### EXERCISE REQUIREMENTS
Lines containing the word "color" are to be located and copied.

--------------------------------

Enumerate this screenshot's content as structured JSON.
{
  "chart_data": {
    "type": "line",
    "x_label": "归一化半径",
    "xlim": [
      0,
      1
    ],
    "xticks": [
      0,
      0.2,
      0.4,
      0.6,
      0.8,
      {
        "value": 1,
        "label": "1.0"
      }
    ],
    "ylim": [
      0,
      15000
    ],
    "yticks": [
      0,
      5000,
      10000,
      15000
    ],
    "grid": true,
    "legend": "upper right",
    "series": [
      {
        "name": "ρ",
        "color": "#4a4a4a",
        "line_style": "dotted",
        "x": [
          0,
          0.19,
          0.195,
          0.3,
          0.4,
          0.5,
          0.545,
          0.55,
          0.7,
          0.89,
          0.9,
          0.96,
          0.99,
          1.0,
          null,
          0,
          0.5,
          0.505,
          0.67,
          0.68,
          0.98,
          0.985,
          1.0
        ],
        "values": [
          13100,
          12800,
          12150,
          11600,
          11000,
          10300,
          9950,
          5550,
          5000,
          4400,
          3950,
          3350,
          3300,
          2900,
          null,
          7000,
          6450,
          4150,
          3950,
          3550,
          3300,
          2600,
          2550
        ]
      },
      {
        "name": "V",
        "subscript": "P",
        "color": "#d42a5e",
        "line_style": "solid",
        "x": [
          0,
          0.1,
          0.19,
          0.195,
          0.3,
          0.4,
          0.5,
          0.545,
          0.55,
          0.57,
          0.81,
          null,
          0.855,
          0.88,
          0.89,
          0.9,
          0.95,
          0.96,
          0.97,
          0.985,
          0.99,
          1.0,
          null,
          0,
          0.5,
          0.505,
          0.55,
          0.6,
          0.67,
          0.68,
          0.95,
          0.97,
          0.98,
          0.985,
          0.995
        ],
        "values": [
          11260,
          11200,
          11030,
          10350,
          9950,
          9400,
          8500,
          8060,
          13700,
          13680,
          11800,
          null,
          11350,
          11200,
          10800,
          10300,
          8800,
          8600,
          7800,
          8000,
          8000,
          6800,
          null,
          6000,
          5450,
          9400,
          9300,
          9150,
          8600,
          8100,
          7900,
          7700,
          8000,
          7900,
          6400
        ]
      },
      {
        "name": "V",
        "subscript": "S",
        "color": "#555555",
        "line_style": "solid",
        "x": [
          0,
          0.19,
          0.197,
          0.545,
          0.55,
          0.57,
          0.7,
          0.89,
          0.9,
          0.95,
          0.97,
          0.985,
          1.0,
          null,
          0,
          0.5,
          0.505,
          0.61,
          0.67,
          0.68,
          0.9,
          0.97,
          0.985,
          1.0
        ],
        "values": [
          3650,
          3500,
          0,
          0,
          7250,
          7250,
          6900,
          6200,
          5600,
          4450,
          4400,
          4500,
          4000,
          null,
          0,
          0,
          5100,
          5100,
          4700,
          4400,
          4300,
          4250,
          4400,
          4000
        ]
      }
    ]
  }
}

--------------------------------

### WRITTEN SOLUTION
        "color": "#4a4a4a",
        "color": "#d42a5e",
        "color": "#555555",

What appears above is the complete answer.